EXERCISE PROMPT
Copy each line that has the string "description" somewhere in it.

━━━━━ STORED ROWS ━━━━━

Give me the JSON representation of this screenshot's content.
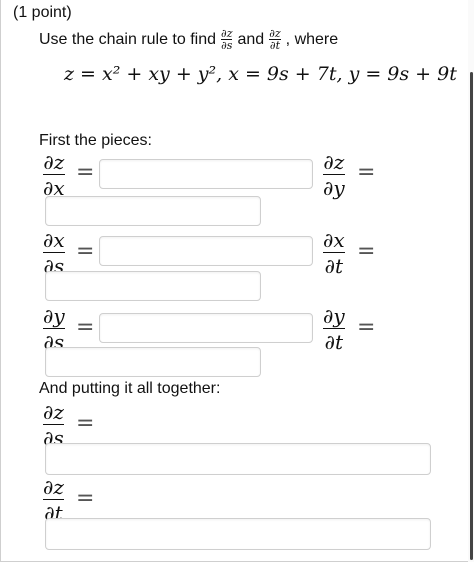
{
  "header": {
    "points": "(1 point)"
  },
  "intro": {
    "prefix": "Use the chain rule to find",
    "conj": "and",
    "suffix": ", where",
    "f1_num": "∂z",
    "f1_den": "∂s",
    "f2_num": "∂z",
    "f2_den": "∂t"
  },
  "equation": "z = x² + xy + y², x = 9s + 7t, y = 9s + 9t",
  "pieces": {
    "label": "First the pieces:",
    "dzdx": {
      "num": "∂z",
      "den": "∂x",
      "value": ""
    },
    "dzdy": {
      "num": "∂z",
      "den": "∂y",
      "value": ""
    },
    "dxds": {
      "num": "∂x",
      "den": "∂s",
      "value": ""
    },
    "dxdt": {
      "num": "∂x",
      "den": "∂t",
      "value": ""
    },
    "dyds": {
      "num": "∂y",
      "den": "∂s",
      "value": ""
    },
    "dydt": {
      "num": "∂y",
      "den": "∂t",
      "value": ""
    }
  },
  "together": {
    "label": "And putting it all together:",
    "dzds": {
      "num": "∂z",
      "den": "∂s",
      "value": ""
    },
    "dzdt": {
      "num": "∂z",
      "den": "∂t",
      "value": ""
    }
  },
  "eq_sign": "="
}
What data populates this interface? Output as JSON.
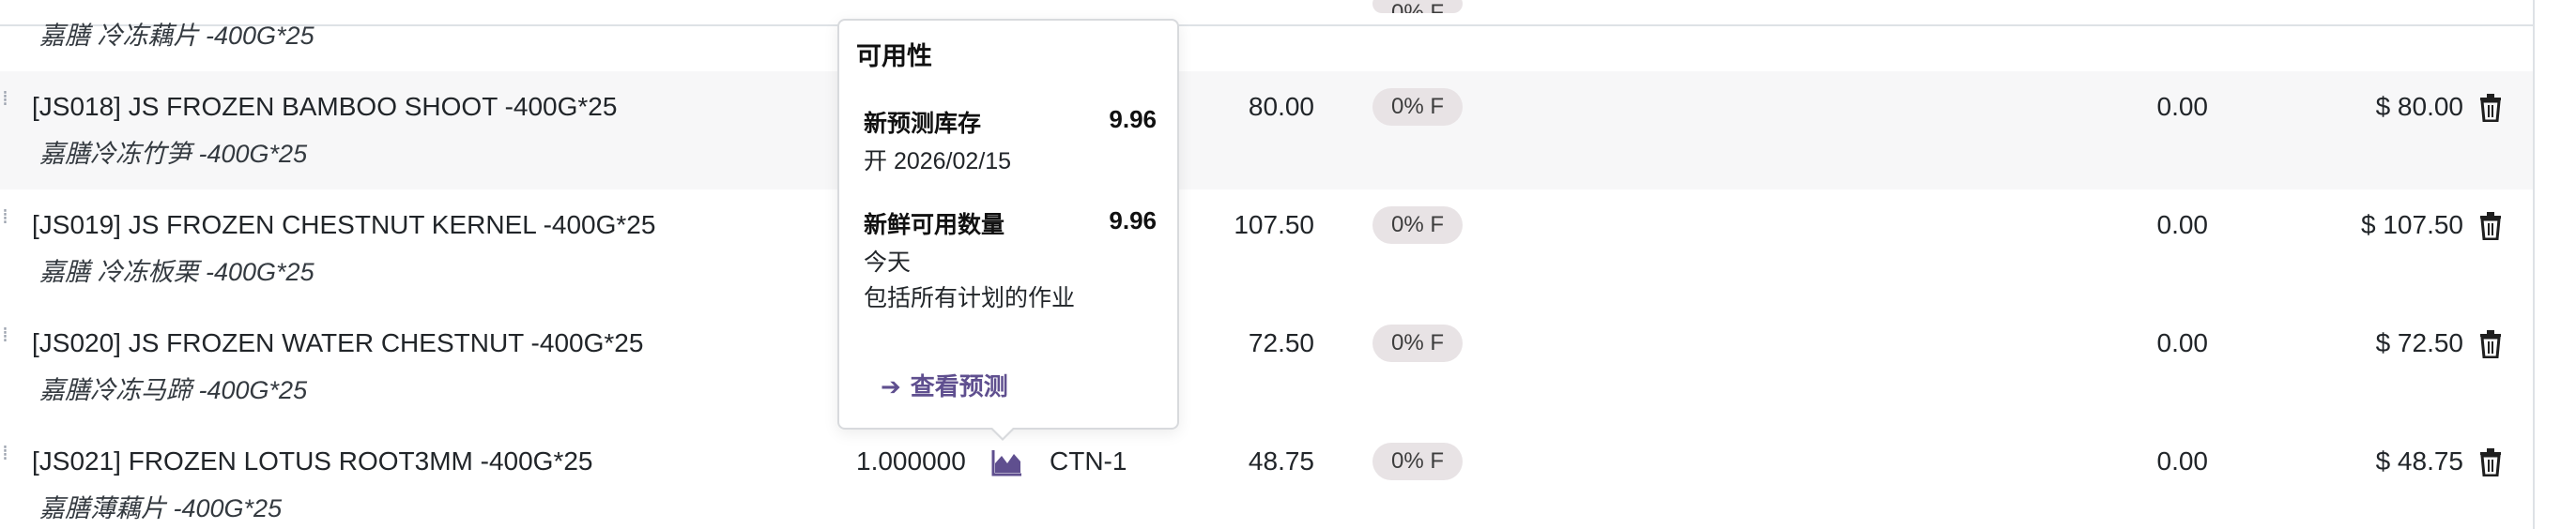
{
  "lines": [
    {
      "code_name": "",
      "description": "嘉膳 冷冻藕片 -400G*25",
      "qty": "",
      "uom": "",
      "price": "",
      "tax": "0% F",
      "discount": "",
      "subtotal": ""
    },
    {
      "code_name": "[JS018] JS FROZEN BAMBOO SHOOT -400G*25",
      "description": "嘉膳冷冻竹笋 -400G*25",
      "qty": "",
      "uom": "",
      "price": "80.00",
      "tax": "0% F",
      "discount": "0.00",
      "subtotal": "$ 80.00"
    },
    {
      "code_name": "[JS019] JS FROZEN CHESTNUT KERNEL -400G*25",
      "description": "嘉膳 冷冻板栗 -400G*25",
      "qty": "",
      "uom": "",
      "price": "107.50",
      "tax": "0% F",
      "discount": "0.00",
      "subtotal": "$ 107.50"
    },
    {
      "code_name": "[JS020] JS FROZEN WATER CHESTNUT -400G*25",
      "description": "嘉膳冷冻马蹄 -400G*25",
      "qty": "",
      "uom": "",
      "price": "72.50",
      "tax": "0% F",
      "discount": "0.00",
      "subtotal": "$ 72.50"
    },
    {
      "code_name": "[JS021] FROZEN LOTUS ROOT3MM -400G*25",
      "description": "嘉膳薄藕片 -400G*25",
      "qty": "1.000000",
      "uom": "CTN-1",
      "price": "48.75",
      "tax": "0% F",
      "discount": "0.00",
      "subtotal": "$ 48.75"
    }
  ],
  "popover": {
    "title": "可用性",
    "forecast_label": "新预测库存",
    "forecast_value": "9.96",
    "forecast_date": "开 2026/02/15",
    "free_label": "新鲜可用数量",
    "free_value": "9.96",
    "free_when": "今天",
    "free_note": "包括所有计划的作业",
    "link_label": "查看预测"
  },
  "colors": {
    "accent": "#5f4f8f",
    "badge_bg": "#e8e3e5",
    "row_border": "#dee2e6",
    "hover_row": "#f7f7f8"
  },
  "icons": {
    "drag": "drag-handle-icon",
    "forecast": "area-chart-icon",
    "delete": "trash-icon",
    "link_arrow": "arrow-right-icon"
  }
}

━━━━━

RESULT OF THE TASK
      "description": "嘉膳 冷冻藕片 -400G*25",
      "description": "嘉膳冷冻竹笋 -400G*25",
      "description": "嘉膳 冷冻板栗 -400G*25",
      "description": "嘉膳冷冻马蹄 -400G*25",
      "description": "嘉膳薄藕片 -400G*25",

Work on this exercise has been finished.